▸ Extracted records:
────────────────

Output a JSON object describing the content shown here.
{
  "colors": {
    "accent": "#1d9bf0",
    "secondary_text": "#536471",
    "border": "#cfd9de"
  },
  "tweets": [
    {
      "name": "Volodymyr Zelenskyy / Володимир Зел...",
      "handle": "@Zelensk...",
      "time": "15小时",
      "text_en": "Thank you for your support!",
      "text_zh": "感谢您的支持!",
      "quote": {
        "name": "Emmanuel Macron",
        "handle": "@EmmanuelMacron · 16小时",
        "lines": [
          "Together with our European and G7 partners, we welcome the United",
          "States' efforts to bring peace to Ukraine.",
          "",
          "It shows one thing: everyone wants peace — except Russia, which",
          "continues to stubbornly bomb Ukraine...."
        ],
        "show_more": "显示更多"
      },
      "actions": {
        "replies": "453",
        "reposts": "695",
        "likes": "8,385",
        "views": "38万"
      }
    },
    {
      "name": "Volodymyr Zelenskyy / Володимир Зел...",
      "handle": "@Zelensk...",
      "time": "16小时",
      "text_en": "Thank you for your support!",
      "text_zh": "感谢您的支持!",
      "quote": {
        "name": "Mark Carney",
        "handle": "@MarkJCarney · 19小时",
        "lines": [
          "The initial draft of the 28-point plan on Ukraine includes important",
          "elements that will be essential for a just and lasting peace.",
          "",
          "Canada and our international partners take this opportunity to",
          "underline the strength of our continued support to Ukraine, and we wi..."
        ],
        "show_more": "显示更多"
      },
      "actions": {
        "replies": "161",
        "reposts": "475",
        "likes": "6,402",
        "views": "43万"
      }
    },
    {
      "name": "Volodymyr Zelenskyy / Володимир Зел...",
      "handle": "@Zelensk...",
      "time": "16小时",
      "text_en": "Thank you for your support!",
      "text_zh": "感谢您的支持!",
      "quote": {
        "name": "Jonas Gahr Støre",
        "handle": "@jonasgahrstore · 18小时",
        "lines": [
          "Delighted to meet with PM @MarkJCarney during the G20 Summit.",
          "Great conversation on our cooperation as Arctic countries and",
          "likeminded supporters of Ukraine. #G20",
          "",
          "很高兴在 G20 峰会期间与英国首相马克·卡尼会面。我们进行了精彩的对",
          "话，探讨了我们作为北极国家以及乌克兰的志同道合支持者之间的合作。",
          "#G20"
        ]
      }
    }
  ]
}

────────────────

▸ Short exercise: Output all records verbatim.

▸ Solution:
Output a JSON object describing the content shown here.
{
  "colors": {
    "accent": "#1d9bf0",
    "secondary_text": "#536471",
    "border": "#cfd9de"
  },
  "tweets": [
    {
      "name": "Volodymyr Zelenskyy / Володимир Зел...",
      "handle": "@Zelensk...",
      "time": "15小时",
      "text_en": "Thank you for your support!",
      "text_zh": "感谢您的支持!",
      "quote": {
        "name": "Emmanuel Macron",
        "handle": "@EmmanuelMacron · 16小时",
        "lines": [
          "Together with our European and G7 partners, we welcome the United",
          "States' efforts to bring peace to Ukraine.",
          "",
          "It shows one thing: everyone wants peace — except Russia, which",
          "continues to stubbornly bomb Ukraine...."
        ],
        "show_more": "显示更多"
      },
      "actions": {
        "replies": "453",
        "reposts": "695",
        "likes": "8,385",
        "views": "38万"
      }
    },
    {
      "name": "Volodymyr Zelenskyy / Володимир Зел...",
      "handle": "@Zelensk...",
      "time": "16小时",
      "text_en": "Thank you for your support!",
      "text_zh": "感谢您的支持!",
      "quote": {
        "name": "Mark Carney",
        "handle": "@MarkJCarney · 19小时",
        "lines": [
          "The initial draft of the 28-point plan on Ukraine includes important",
          "elements that will be essential for a just and lasting peace.",
          "",
          "Canada and our international partners take this opportunity to",
          "underline the strength of our continued support to Ukraine, and we wi..."
        ],
        "show_more": "显示更多"
      },
      "actions": {
        "replies": "161",
        "reposts": "475",
        "likes": "6,402",
        "views": "43万"
      }
    },
    {
      "name": "Volodymyr Zelenskyy / Володимир Зел...",
      "handle": "@Zelensk...",
      "time": "16小时",
      "text_en": "Thank you for your support!",
      "text_zh": "感谢您的支持!",
      "quote": {
        "name": "Jonas Gahr Støre",
        "handle": "@jonasgahrstore · 18小时",
        "lines": [
          "Delighted to meet with PM @MarkJCarney during the G20 Summit.",
          "Great conversation on our cooperation as Arctic countries and",
          "likeminded supporters of Ukraine. #G20",
          "",
          "很高兴在 G20 峰会期间与英国首相马克·卡尼会面。我们进行了精彩的对",
          "话，探讨了我们作为北极国家以及乌克兰的志同道合支持者之间的合作。",
          "#G20"
        ]
      }
    }
  ]
}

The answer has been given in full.